__Aim of the task__:
Find the lines of data that contain the string "fortune", then list them.

(Stored records)
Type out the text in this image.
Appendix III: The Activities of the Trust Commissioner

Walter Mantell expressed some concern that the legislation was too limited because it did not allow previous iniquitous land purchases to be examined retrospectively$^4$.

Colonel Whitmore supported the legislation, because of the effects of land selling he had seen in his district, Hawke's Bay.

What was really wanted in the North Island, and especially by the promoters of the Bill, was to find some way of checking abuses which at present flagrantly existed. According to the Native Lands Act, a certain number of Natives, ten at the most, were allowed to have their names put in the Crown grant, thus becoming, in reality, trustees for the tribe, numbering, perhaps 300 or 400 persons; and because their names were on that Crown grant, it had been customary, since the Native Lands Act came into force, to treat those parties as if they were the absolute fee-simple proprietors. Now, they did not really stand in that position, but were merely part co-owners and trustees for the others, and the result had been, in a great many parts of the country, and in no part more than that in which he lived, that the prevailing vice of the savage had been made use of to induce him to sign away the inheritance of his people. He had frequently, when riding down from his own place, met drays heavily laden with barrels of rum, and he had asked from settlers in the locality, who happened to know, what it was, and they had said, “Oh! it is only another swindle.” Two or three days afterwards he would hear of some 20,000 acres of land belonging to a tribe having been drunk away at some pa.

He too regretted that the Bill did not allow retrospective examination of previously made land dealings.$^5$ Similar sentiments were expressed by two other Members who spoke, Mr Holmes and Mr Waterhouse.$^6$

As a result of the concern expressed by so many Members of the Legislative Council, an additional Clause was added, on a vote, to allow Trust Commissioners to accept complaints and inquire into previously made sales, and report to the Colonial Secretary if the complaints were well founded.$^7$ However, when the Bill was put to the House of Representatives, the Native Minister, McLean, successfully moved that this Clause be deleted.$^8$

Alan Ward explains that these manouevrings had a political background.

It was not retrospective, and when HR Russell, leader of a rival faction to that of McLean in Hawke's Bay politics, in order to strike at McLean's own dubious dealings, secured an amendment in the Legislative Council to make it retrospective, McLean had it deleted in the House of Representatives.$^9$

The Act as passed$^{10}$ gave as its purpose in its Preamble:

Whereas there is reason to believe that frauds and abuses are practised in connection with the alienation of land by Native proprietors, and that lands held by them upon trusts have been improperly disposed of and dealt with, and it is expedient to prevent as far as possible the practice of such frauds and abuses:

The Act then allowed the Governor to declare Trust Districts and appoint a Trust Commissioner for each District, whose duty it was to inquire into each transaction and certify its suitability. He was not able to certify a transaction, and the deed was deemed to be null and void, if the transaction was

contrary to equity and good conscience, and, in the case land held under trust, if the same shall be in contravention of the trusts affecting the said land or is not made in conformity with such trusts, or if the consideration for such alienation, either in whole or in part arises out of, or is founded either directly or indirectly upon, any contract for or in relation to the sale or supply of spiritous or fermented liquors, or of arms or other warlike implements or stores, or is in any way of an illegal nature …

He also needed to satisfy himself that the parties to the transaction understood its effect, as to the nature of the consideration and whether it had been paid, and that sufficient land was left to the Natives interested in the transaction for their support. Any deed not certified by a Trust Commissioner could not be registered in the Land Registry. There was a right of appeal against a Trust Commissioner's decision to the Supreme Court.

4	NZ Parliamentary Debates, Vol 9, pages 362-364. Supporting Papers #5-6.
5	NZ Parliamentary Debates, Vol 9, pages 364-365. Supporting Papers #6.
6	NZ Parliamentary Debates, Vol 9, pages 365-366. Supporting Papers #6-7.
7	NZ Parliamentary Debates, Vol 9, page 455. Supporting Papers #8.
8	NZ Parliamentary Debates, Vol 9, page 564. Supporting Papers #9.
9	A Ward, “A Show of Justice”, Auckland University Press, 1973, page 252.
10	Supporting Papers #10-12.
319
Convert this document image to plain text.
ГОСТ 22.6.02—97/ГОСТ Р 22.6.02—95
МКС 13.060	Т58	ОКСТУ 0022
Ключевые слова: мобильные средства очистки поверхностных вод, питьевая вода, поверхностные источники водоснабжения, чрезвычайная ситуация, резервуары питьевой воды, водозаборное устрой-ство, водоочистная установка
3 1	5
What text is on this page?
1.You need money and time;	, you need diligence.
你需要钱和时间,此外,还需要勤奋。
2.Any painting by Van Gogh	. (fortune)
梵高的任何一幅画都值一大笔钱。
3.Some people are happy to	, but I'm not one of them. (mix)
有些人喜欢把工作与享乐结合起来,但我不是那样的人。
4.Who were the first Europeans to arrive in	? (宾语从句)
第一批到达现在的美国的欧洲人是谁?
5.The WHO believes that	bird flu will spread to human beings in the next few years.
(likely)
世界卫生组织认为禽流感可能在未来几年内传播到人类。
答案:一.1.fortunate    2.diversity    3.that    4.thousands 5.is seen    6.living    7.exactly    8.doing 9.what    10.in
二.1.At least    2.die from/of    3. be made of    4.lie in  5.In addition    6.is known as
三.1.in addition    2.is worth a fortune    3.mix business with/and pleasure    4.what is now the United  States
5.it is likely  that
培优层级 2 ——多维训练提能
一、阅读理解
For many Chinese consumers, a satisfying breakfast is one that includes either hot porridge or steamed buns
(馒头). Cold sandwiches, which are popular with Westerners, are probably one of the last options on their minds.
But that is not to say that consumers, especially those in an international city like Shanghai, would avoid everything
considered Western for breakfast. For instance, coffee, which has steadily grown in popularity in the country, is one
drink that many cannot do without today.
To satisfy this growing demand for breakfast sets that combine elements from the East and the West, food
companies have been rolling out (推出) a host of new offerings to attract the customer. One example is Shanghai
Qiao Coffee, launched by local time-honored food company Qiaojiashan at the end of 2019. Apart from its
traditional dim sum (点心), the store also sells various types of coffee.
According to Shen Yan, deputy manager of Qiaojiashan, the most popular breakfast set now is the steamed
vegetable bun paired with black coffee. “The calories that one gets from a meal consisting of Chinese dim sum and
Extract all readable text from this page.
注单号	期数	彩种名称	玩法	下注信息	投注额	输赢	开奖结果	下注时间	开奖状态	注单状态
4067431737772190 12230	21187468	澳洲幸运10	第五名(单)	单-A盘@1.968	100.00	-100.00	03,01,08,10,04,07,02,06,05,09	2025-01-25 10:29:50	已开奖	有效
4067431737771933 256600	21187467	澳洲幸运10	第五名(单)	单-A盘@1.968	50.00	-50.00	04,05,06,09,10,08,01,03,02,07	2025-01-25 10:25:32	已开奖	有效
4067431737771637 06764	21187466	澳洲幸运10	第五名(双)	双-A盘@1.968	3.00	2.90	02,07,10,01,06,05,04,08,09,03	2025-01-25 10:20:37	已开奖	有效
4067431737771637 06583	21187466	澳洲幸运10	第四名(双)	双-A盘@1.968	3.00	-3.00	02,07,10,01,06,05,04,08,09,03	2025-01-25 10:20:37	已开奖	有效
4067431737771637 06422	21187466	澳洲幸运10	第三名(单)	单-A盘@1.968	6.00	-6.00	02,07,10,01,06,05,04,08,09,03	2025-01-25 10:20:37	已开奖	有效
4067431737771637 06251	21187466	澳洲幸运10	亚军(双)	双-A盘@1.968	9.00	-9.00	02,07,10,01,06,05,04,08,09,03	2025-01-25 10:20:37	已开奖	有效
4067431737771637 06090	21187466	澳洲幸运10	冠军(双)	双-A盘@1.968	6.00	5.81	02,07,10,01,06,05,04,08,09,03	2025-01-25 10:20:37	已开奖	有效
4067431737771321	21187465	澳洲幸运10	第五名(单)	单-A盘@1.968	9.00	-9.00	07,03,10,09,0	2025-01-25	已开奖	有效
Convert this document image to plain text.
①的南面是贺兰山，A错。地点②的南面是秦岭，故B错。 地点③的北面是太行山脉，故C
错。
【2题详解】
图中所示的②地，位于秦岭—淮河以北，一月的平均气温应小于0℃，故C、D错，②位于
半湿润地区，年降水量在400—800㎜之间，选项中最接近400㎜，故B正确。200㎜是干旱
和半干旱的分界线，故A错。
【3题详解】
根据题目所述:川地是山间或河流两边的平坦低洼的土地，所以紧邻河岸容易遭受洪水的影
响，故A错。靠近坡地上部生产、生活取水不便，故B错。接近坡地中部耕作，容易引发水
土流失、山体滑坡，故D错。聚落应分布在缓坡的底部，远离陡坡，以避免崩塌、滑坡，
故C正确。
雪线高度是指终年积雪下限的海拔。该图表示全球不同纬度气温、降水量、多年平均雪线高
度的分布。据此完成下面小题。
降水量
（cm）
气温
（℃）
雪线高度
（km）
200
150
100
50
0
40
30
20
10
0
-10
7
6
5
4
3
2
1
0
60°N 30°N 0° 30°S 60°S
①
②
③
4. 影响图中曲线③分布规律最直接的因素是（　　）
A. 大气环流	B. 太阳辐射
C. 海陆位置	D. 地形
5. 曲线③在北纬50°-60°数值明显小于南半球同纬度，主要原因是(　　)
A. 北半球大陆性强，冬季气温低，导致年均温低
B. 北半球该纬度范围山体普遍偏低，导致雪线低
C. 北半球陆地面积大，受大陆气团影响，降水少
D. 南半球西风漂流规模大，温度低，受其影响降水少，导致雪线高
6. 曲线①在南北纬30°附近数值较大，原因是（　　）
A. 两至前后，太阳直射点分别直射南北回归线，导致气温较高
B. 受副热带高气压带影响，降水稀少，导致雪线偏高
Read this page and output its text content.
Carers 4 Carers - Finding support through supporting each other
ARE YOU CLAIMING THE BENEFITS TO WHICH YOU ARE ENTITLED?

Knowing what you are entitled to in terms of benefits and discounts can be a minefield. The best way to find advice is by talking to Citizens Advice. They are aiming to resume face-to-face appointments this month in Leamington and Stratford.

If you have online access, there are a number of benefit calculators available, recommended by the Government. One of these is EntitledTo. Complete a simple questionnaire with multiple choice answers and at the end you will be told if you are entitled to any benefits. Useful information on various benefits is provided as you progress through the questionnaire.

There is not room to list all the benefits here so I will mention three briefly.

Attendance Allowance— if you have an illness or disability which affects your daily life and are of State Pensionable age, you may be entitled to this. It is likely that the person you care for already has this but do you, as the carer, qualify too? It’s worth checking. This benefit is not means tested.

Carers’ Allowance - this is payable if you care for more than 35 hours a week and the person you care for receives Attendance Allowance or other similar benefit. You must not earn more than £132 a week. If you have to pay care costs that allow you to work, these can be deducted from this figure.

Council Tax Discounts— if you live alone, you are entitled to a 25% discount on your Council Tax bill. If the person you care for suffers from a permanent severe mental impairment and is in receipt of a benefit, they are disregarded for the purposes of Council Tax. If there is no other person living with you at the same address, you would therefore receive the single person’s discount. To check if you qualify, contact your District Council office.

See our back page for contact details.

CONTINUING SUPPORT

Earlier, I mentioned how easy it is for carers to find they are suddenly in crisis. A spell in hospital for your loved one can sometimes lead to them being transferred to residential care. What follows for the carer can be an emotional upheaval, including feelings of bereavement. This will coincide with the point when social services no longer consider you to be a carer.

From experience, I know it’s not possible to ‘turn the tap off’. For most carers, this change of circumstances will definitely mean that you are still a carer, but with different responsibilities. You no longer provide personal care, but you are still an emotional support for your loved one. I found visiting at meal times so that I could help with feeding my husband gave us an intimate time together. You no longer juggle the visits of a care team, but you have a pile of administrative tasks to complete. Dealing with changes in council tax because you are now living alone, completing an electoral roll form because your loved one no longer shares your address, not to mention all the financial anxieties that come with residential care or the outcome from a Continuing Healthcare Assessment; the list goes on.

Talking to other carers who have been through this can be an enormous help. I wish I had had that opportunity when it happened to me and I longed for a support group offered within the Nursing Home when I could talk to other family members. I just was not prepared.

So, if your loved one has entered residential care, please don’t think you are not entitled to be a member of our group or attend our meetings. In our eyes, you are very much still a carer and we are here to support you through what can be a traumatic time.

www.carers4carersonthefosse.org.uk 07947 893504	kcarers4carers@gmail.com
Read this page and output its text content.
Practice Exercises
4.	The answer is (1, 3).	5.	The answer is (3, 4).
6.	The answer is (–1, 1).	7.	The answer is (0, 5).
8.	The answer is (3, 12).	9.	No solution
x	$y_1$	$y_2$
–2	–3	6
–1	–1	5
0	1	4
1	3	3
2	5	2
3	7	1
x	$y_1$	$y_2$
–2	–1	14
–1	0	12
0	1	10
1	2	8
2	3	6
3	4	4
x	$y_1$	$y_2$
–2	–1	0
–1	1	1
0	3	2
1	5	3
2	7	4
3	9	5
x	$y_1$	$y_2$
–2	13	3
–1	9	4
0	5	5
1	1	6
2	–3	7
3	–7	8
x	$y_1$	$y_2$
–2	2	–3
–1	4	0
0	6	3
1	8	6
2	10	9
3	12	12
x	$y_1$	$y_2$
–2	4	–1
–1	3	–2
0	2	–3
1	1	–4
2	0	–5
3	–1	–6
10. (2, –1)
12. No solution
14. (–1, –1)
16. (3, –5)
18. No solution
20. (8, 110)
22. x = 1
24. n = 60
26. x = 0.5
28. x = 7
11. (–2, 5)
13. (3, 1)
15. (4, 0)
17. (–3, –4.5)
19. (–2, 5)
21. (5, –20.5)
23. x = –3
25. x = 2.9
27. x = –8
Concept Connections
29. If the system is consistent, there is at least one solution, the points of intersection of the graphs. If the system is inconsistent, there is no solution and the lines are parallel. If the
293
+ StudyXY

__Full response__:
2.Any painting by Van Gogh	. (fortune)
三.1.in addition    2.is worth a fortune    3.mix business with/and pleasure    4.what is now the United  States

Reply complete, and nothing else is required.